### What is needed
Lines before the one containing "Enumerate this screenshot's content" are excluded; reproduce that line and all lines after it in the entries below, exactly.

### Given information
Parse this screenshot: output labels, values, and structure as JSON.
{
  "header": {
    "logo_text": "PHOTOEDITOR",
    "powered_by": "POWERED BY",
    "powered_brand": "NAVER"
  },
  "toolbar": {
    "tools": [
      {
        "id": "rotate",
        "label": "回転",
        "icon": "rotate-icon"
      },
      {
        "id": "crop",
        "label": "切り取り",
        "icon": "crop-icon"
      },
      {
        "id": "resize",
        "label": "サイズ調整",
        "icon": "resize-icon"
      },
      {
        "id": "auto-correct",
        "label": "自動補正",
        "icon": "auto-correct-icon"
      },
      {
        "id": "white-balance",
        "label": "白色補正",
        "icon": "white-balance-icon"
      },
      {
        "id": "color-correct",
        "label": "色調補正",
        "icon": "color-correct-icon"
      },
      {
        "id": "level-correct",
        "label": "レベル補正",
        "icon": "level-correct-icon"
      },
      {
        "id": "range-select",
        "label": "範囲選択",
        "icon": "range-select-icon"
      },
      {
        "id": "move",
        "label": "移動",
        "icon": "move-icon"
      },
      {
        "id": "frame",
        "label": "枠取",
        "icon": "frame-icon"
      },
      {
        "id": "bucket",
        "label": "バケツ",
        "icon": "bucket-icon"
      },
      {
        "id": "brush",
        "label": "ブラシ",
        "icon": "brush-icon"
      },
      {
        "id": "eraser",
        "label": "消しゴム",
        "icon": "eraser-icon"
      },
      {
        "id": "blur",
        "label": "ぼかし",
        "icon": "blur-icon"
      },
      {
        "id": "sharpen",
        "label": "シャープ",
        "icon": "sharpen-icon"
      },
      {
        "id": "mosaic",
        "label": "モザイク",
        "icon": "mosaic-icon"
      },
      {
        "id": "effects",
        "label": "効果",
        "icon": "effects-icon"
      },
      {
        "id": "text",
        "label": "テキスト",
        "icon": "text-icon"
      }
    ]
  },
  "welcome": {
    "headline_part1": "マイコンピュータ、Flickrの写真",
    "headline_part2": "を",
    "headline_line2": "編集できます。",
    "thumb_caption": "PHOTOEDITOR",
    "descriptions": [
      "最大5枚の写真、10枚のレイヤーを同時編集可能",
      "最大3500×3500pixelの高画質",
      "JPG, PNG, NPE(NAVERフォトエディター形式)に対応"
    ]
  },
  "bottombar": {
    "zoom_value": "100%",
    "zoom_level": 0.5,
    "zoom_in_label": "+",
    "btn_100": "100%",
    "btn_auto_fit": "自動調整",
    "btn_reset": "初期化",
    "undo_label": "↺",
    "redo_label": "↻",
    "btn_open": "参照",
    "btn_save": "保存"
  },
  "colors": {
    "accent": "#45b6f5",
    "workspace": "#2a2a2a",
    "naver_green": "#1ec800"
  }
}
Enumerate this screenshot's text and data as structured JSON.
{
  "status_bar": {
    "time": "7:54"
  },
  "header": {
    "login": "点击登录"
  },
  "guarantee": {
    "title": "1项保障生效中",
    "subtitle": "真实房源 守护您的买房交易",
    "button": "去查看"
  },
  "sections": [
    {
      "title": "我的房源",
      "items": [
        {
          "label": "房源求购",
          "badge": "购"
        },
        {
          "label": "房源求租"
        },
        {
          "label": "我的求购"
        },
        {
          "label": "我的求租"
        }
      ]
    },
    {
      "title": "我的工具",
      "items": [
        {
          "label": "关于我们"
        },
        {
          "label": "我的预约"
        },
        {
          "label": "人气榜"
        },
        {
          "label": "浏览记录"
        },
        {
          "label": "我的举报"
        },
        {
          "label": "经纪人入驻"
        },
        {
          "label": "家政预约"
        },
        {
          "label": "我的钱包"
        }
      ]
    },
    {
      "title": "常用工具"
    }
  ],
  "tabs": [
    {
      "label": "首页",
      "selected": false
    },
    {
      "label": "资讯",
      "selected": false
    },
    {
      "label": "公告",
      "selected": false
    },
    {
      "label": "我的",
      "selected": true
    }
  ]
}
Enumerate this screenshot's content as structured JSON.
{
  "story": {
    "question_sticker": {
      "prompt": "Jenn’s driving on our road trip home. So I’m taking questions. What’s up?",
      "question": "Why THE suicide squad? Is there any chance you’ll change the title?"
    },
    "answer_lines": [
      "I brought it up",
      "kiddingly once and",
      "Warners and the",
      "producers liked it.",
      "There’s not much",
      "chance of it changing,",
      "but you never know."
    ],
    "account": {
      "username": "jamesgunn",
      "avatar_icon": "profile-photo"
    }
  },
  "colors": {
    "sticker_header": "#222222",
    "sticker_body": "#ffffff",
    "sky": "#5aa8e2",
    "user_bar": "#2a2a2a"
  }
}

### Written answer
Enumerate this screenshot's content as structured JSON.
{
  "story": {
    "question_sticker": {
      "prompt": "Jenn’s driving on our road trip home. So I’m taking questions. What’s up?",
      "question": "Why THE suicide squad? Is there any chance you’ll change the title?"
    },
    "answer_lines": [
      "I brought it up",
      "kiddingly once and",
      "Warners and the",
      "producers liked it.",
      "There’s not much",
      "chance of it changing,",
      "but you never know."
    ],
    "account": {
      "username": "jamesgunn",
      "avatar_icon": "profile-photo"
    }
  },
  "colors": {
    "sticker_header": "#222222",
    "sticker_body": "#ffffff",
    "sky": "#5aa8e2",
    "user_bar": "#2a2a2a"
  }
}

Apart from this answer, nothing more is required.